(DATA ROWS):
━━━━━━━━━━━━━━━━
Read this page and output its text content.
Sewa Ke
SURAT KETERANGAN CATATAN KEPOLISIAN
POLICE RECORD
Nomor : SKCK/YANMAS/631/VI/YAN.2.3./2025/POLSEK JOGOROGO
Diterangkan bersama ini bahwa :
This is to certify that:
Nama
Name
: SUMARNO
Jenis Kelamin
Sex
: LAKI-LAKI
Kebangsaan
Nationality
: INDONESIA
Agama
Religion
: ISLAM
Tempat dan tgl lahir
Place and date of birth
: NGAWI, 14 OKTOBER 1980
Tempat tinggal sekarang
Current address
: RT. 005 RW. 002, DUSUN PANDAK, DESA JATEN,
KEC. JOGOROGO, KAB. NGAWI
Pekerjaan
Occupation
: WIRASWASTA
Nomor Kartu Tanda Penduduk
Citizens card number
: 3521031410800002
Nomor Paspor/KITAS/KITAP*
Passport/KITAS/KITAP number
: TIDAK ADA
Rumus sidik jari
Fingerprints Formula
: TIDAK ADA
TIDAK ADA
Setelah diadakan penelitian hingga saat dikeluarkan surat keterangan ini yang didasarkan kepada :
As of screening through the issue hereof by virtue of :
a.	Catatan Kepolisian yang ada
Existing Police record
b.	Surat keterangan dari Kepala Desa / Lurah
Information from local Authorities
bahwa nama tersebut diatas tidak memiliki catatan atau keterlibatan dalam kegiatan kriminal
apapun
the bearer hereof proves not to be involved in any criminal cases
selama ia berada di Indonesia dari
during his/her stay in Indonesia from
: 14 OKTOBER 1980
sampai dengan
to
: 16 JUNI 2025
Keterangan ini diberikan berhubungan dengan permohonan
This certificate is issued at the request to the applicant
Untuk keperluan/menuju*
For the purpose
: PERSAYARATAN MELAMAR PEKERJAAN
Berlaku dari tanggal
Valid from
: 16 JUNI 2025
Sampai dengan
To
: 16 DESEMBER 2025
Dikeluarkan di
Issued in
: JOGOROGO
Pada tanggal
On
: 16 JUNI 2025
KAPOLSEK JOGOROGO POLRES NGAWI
━━━━━━━━━━━━━━━━
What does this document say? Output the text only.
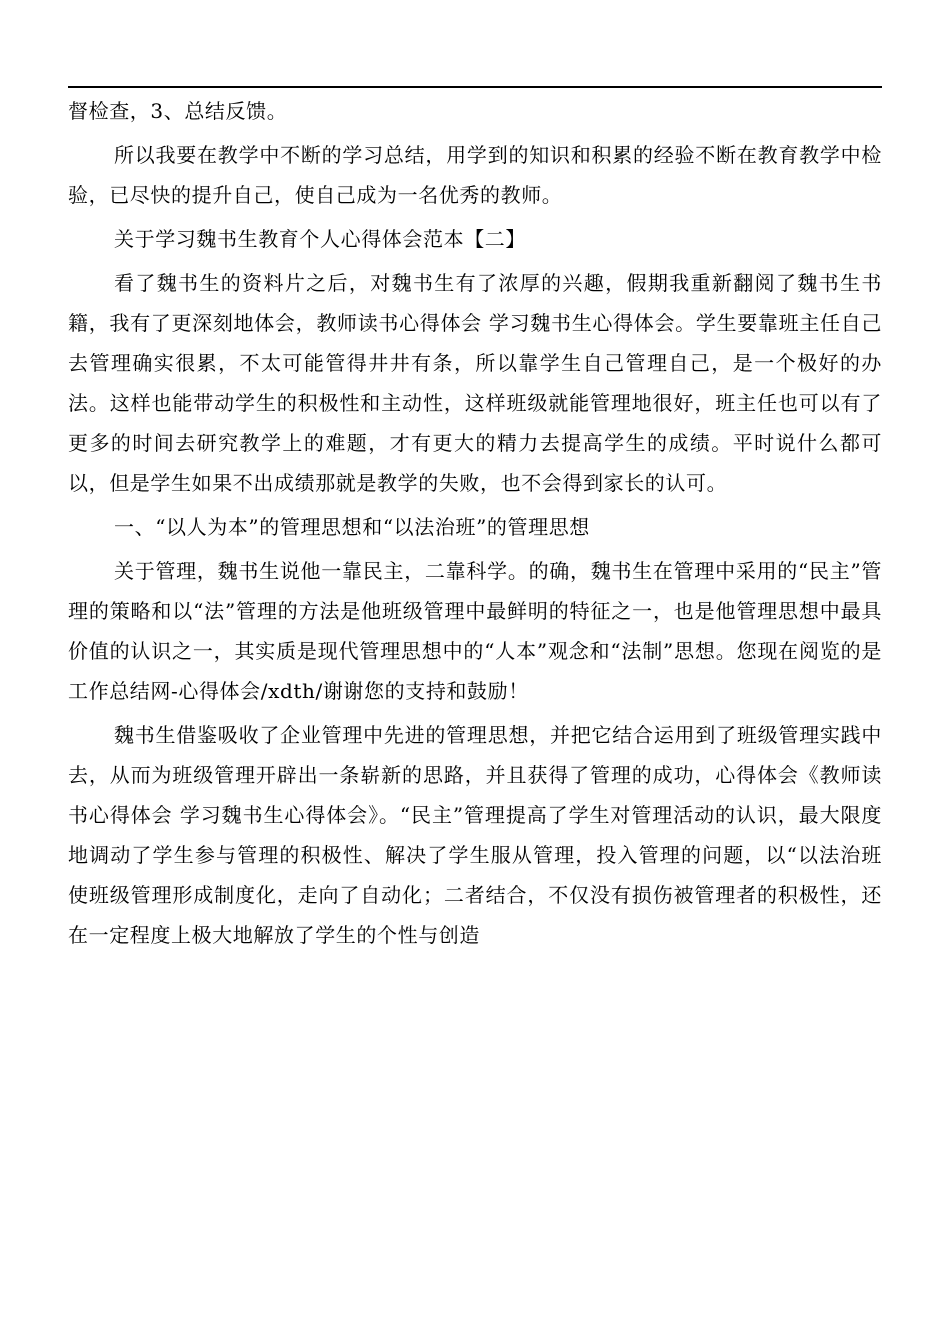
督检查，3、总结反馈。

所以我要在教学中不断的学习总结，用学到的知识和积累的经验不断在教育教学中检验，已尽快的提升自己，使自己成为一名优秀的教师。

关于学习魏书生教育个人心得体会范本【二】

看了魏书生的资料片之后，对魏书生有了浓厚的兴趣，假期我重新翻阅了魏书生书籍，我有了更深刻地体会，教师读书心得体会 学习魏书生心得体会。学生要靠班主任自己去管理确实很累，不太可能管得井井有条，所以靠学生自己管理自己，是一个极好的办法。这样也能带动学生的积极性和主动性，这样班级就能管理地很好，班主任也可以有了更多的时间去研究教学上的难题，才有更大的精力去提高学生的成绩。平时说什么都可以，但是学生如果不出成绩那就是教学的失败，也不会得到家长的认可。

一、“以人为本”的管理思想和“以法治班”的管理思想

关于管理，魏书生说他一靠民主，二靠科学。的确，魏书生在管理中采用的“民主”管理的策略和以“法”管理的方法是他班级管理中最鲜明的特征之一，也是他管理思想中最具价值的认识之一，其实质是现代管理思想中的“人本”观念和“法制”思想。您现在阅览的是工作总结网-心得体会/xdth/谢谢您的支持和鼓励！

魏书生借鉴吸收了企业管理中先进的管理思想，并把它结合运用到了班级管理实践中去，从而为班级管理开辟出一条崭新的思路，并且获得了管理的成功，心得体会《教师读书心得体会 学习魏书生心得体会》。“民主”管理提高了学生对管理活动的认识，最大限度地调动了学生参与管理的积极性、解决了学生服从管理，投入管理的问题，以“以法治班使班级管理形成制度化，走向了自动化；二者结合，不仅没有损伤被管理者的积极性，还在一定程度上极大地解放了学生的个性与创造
━━━━━━━━━━━━━━━━
(THE PROBLEM): Tally the lines of the listing above that include the word "教师读书心得体会". Answer with the number alone.

(TASK ANSWER): 2